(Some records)
------------------------------------------------------------------------

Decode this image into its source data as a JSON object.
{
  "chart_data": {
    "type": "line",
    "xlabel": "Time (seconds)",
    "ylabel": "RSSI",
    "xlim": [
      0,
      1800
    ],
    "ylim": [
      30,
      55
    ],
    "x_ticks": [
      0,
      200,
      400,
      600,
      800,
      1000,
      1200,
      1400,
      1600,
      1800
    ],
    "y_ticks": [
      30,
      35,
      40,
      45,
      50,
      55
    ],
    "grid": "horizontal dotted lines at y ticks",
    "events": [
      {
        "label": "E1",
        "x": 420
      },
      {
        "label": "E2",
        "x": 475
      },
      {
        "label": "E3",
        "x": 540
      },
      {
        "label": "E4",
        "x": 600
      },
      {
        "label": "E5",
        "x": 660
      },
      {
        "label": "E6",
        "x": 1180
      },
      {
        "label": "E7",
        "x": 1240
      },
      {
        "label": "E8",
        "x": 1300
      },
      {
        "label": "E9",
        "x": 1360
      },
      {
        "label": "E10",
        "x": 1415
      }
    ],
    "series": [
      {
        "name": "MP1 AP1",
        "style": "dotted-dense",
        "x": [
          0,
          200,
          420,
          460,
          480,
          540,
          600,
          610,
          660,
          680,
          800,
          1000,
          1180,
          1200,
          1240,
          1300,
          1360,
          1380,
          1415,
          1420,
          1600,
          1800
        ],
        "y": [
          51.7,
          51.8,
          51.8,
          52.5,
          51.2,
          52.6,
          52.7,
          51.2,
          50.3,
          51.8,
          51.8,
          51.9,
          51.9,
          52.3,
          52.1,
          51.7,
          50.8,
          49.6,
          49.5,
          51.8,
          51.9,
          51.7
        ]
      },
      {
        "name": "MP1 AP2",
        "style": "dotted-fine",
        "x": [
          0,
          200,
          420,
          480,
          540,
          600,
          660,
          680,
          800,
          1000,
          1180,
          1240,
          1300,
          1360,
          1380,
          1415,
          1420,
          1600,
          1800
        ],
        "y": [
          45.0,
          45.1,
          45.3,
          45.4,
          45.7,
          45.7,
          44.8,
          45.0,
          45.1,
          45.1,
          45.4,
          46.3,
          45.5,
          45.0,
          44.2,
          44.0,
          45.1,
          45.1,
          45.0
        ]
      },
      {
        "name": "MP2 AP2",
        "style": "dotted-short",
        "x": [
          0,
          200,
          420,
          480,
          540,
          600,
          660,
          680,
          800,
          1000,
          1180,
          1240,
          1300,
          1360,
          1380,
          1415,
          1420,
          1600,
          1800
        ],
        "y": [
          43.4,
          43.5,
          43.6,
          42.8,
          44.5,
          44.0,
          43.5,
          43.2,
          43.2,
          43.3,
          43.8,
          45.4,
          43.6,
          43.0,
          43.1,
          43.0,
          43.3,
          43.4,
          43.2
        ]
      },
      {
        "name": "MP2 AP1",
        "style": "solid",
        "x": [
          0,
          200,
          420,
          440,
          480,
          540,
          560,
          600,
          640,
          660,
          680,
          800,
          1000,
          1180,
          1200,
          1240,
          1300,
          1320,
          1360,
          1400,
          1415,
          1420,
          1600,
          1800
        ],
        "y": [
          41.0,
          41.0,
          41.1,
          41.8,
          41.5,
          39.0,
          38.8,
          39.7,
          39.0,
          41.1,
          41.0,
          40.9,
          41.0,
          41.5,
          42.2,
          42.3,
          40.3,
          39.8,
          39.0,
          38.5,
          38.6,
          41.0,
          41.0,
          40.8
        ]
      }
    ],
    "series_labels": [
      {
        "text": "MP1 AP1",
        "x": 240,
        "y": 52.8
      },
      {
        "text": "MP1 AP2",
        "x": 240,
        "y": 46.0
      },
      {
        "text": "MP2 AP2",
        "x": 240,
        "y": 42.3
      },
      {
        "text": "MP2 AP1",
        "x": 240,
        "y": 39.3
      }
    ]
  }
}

------------------------------------------------------------------------

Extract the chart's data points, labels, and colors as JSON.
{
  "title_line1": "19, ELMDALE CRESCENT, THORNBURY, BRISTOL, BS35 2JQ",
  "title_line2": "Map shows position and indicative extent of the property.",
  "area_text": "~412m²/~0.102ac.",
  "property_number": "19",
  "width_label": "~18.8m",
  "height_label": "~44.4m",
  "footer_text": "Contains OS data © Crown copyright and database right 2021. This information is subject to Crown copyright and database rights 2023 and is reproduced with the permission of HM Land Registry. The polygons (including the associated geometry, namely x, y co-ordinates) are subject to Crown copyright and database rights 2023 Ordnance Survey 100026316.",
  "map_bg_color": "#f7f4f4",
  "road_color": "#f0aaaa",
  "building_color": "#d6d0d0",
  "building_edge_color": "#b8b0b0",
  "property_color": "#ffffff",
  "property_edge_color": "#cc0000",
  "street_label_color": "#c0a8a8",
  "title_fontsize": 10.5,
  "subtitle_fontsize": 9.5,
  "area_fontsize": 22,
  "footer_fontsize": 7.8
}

------------------------------------------------------------------------

Copy each line of the listing that holds the word "JSON".

Decode this image into its source data as a JSON object.
Extract the chart's data points, labels, and colors as JSON.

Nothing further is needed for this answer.